(Your task)
Find all lines in the records that include the word "this", and copy them out.
[BEGIN Data for the task]
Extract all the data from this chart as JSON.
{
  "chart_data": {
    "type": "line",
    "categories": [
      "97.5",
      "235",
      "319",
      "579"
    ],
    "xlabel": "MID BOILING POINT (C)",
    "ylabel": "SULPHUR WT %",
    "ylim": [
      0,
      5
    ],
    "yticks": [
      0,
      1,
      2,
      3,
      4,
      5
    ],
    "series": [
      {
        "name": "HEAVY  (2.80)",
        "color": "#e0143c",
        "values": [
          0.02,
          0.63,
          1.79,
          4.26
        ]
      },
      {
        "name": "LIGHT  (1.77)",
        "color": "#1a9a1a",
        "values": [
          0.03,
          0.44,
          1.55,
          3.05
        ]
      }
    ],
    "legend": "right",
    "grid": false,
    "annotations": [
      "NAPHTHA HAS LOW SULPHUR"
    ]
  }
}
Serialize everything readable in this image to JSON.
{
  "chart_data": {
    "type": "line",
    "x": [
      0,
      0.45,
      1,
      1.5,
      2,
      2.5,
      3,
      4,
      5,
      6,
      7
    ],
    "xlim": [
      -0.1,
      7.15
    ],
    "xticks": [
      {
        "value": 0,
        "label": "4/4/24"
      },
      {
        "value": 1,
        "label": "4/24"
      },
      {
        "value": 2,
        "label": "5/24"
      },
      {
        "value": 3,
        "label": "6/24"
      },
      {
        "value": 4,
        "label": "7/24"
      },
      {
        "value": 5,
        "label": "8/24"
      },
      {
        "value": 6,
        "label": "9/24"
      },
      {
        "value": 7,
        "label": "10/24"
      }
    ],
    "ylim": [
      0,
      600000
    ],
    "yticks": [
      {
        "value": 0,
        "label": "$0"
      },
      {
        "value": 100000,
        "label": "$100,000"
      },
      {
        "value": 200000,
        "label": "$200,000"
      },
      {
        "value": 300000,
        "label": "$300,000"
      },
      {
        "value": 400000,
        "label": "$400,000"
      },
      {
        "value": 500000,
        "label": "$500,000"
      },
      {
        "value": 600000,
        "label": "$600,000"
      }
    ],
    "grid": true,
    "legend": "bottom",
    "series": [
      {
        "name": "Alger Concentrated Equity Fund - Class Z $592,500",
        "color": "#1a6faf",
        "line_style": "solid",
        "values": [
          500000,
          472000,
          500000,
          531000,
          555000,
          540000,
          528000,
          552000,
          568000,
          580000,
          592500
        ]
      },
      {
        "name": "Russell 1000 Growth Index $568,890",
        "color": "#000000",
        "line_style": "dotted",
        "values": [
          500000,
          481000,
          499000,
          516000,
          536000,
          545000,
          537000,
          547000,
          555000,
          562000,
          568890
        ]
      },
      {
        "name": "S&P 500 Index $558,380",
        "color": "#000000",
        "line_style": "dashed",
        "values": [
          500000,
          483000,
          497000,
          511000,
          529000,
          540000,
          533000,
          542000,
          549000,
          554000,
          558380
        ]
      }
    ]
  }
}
[END Data for the task]
(The completed task)
Extract all the data from this chart as JSON.
Serialize everything readable in this image to JSON.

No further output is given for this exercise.